┌────────

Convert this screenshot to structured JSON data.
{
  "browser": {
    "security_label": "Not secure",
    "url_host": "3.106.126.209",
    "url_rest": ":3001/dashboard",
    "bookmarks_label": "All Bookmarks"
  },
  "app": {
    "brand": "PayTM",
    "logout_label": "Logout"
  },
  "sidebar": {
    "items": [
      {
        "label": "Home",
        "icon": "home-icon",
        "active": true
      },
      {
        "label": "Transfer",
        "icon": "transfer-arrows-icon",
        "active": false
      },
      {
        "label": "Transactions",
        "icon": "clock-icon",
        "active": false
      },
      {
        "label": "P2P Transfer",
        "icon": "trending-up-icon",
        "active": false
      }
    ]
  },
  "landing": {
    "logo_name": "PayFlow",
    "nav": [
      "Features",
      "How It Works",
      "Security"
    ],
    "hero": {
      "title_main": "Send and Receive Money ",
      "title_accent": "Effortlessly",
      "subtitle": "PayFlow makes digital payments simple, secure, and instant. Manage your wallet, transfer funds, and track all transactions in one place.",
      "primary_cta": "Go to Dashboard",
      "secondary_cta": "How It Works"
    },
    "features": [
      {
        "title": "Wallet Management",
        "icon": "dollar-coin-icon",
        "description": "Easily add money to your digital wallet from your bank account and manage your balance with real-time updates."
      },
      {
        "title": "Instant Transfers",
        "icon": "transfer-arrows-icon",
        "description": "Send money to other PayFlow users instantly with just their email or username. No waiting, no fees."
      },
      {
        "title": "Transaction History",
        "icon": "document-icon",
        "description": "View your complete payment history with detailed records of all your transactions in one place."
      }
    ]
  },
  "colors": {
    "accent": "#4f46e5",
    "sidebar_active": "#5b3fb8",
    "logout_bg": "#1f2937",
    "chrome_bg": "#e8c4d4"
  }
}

└────────

### Instructions for the task:
All of the entries above need to be reproduced exactly.

### Response to the exercise:
Convert this screenshot to structured JSON data.
{
  "browser": {
    "security_label": "Not secure",
    "url_host": "3.106.126.209",
    "url_rest": ":3001/dashboard",
    "bookmarks_label": "All Bookmarks"
  },
  "app": {
    "brand": "PayTM",
    "logout_label": "Logout"
  },
  "sidebar": {
    "items": [
      {
        "label": "Home",
        "icon": "home-icon",
        "active": true
      },
      {
        "label": "Transfer",
        "icon": "transfer-arrows-icon",
        "active": false
      },
      {
        "label": "Transactions",
        "icon": "clock-icon",
        "active": false
      },
      {
        "label": "P2P Transfer",
        "icon": "trending-up-icon",
        "active": false
      }
    ]
  },
  "landing": {
    "logo_name": "PayFlow",
    "nav": [
      "Features",
      "How It Works",
      "Security"
    ],
    "hero": {
      "title_main": "Send and Receive Money ",
      "title_accent": "Effortlessly",
      "subtitle": "PayFlow makes digital payments simple, secure, and instant. Manage your wallet, transfer funds, and track all transactions in one place.",
      "primary_cta": "Go to Dashboard",
      "secondary_cta": "How It Works"
    },
    "features": [
      {
        "title": "Wallet Management",
        "icon": "dollar-coin-icon",
        "description": "Easily add money to your digital wallet from your bank account and manage your balance with real-time updates."
      },
      {
        "title": "Instant Transfers",
        "icon": "transfer-arrows-icon",
        "description": "Send money to other PayFlow users instantly with just their email or username. No waiting, no fees."
      },
      {
        "title": "Transaction History",
        "icon": "document-icon",
        "description": "View your complete payment history with detailed records of all your transactions in one place."
      }
    ]
  },
  "colors": {
    "accent": "#4f46e5",
    "sidebar_active": "#5b3fb8",
    "logout_bg": "#1f2937",
    "chrome_bg": "#e8c4d4"
  }
}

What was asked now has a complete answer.